#### Directive:
Pull out every line in the records below that contains the word "компанию".

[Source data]
-------

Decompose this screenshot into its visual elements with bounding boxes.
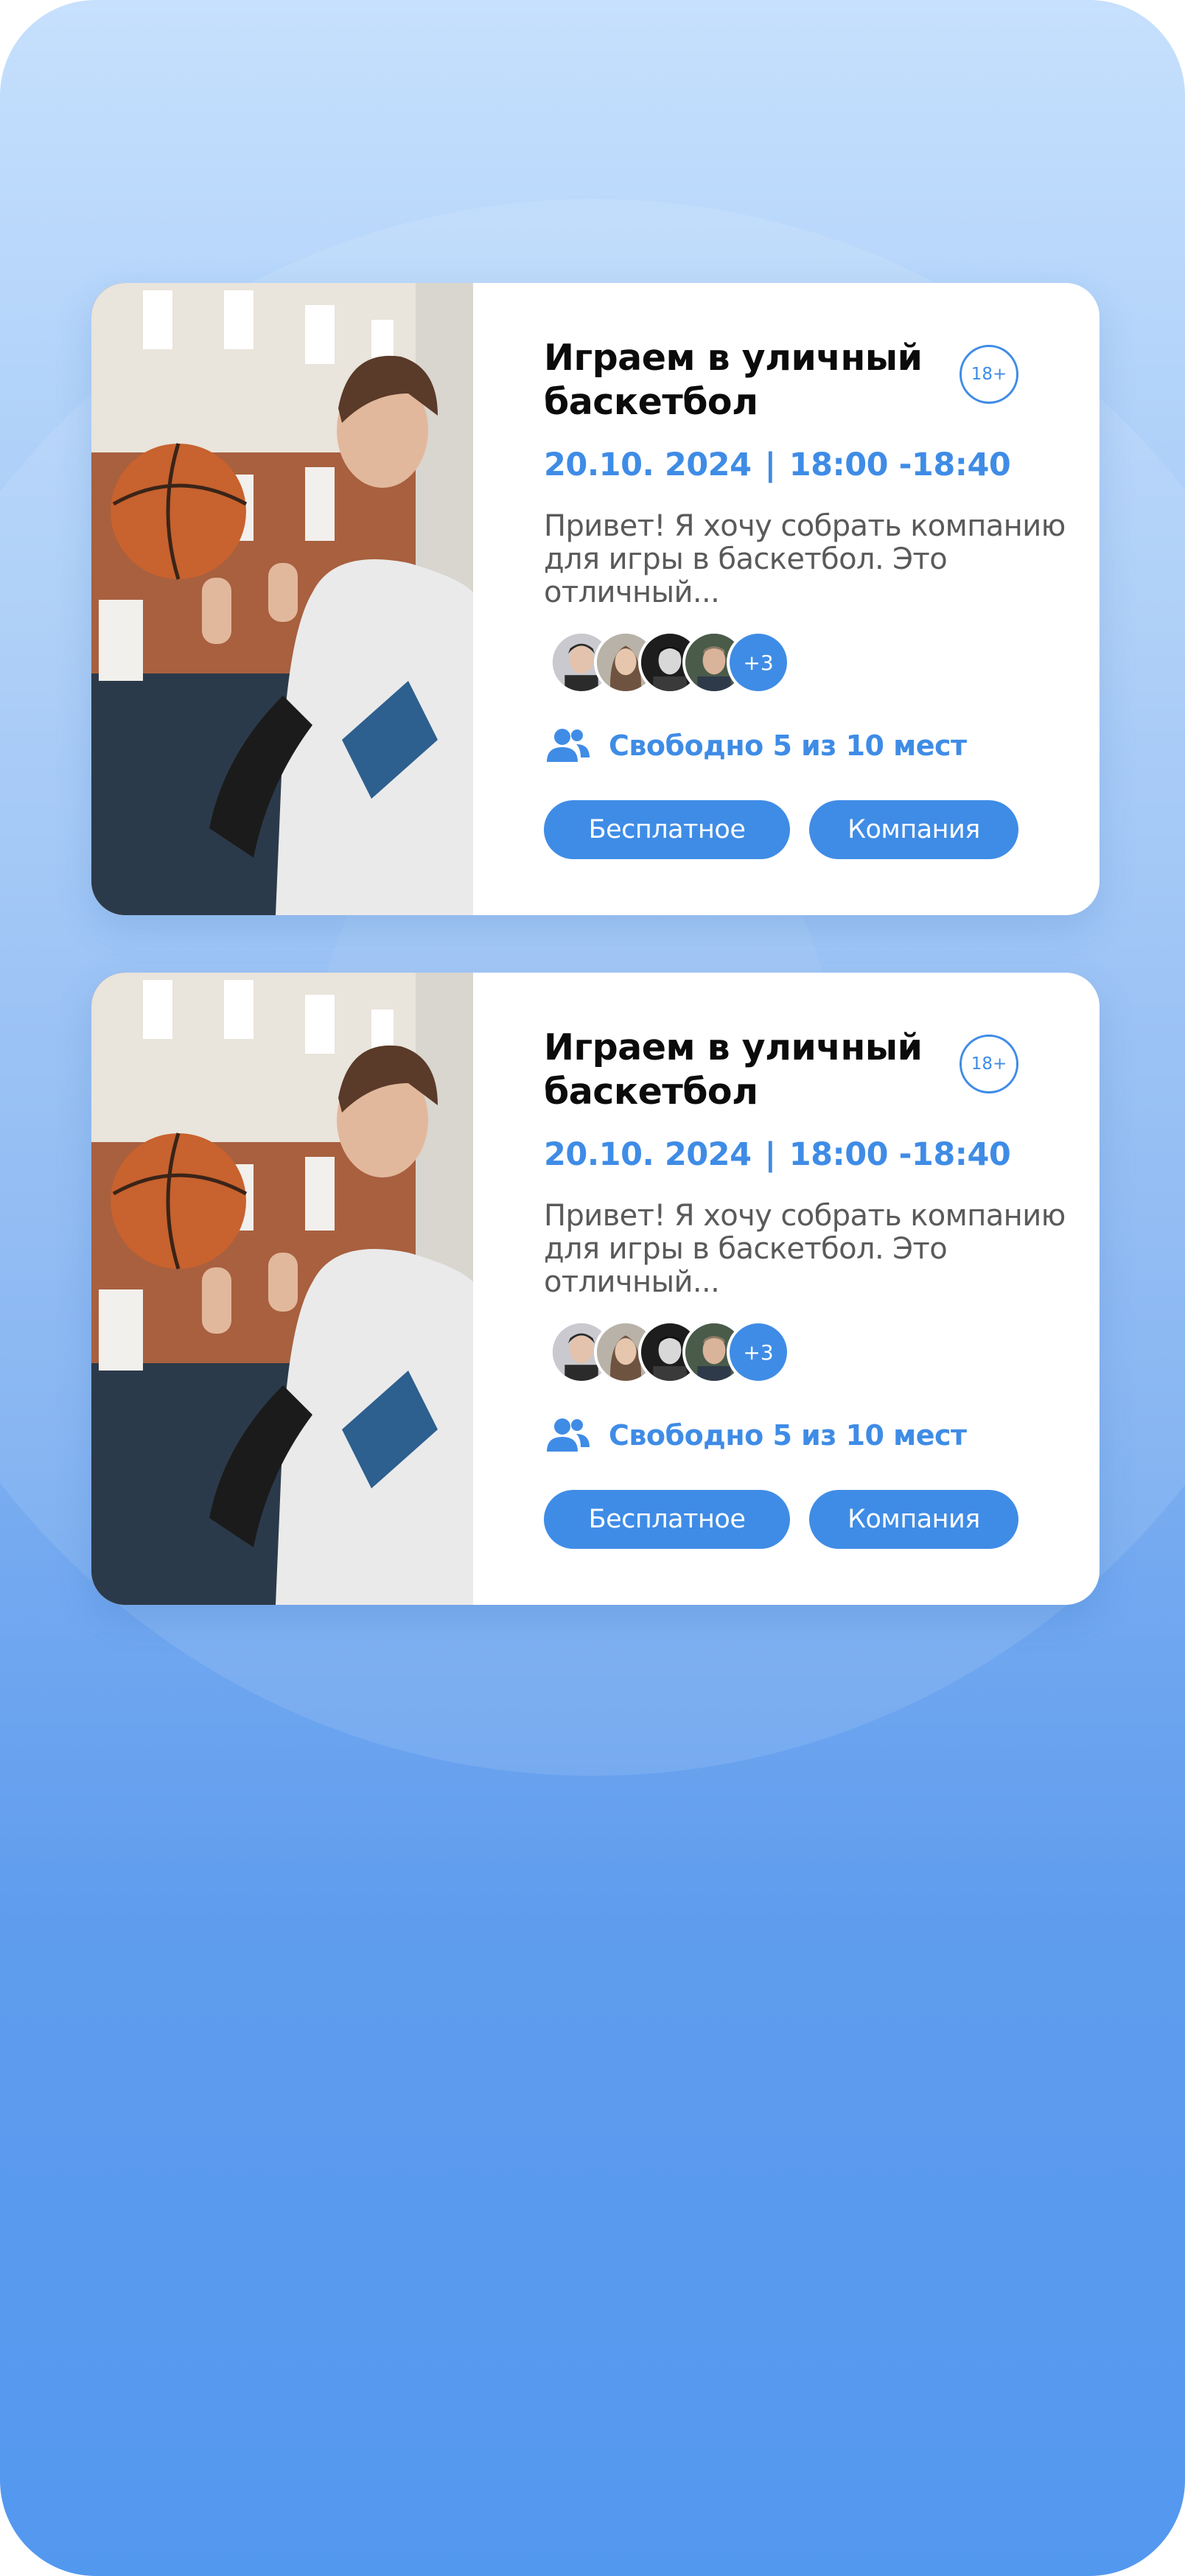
participants-more-badge[interactable]: +3 [727, 631, 790, 694]
seats-text: Свободно 5 из 10 мест [609, 1419, 967, 1452]
tag-free-button[interactable]: Бесплатное [544, 1490, 790, 1549]
seats-availability: Свободно 5 из 10 мест [544, 728, 967, 763]
participants-avatars[interactable]: +3 [550, 1320, 800, 1384]
event-photo [91, 283, 473, 915]
age-rating-badge: 18+ [959, 345, 1018, 404]
datetime-separator: | [764, 447, 777, 483]
event-time: 18:00 -18:40 [789, 447, 1011, 483]
seats-text: Свободно 5 из 10 мест [609, 729, 967, 762]
tag-company-button[interactable]: Компания [809, 800, 1018, 859]
event-date: 20.10. 2024 [544, 1136, 752, 1173]
seats-availability: Свободно 5 из 10 мест [544, 1418, 967, 1453]
event-title: Играем в уличный баскетбол [544, 337, 923, 423]
event-datetime: 20.10. 2024 | 18:00 -18:40 [544, 1136, 1011, 1173]
users-icon [547, 1418, 590, 1452]
participants-avatars[interactable]: +3 [550, 631, 800, 694]
event-tags: Бесплатное Компания [544, 1490, 1018, 1549]
event-date: 20.10. 2024 [544, 447, 752, 483]
event-datetime: 20.10. 2024 | 18:00 -18:40 [544, 447, 1011, 483]
participants-more-badge[interactable]: +3 [727, 1320, 790, 1384]
datetime-separator: | [764, 1136, 777, 1173]
event-description: Привет! Я хочу собрать компанию для игры… [544, 509, 1066, 609]
tag-company-button[interactable]: Компания [809, 1490, 1018, 1549]
event-card[interactable]: Играем в уличный баскетбол 18+ 20.10. 20… [91, 973, 1100, 1605]
event-content: Играем в уличный баскетбол 18+ 20.10. 20… [544, 973, 1089, 1605]
tag-free-button[interactable]: Бесплатное [544, 800, 790, 859]
screen: Играем в уличный баскетбол 18+ 20.10. 20… [0, 0, 1185, 2576]
event-card[interactable]: Играем в уличный баскетбол 18+ 20.10. 20… [91, 283, 1100, 915]
event-description: Привет! Я хочу собрать компанию для игры… [544, 1199, 1066, 1299]
event-title: Играем в уличный баскетбол [544, 1026, 923, 1113]
event-photo [91, 973, 473, 1605]
users-icon [547, 729, 590, 762]
age-rating-badge: 18+ [959, 1035, 1018, 1093]
event-tags: Бесплатное Компания [544, 800, 1018, 859]
event-time: 18:00 -18:40 [789, 1136, 1011, 1173]
event-content: Играем в уличный баскетбол 18+ 20.10. 20… [544, 283, 1089, 915]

-------

#### Answer to this task:
event-description: Привет! Я хочу собрать компанию для игры… [544, 509, 1066, 609]
event-description: Привет! Я хочу собрать компанию для игры… [544, 1199, 1066, 1299]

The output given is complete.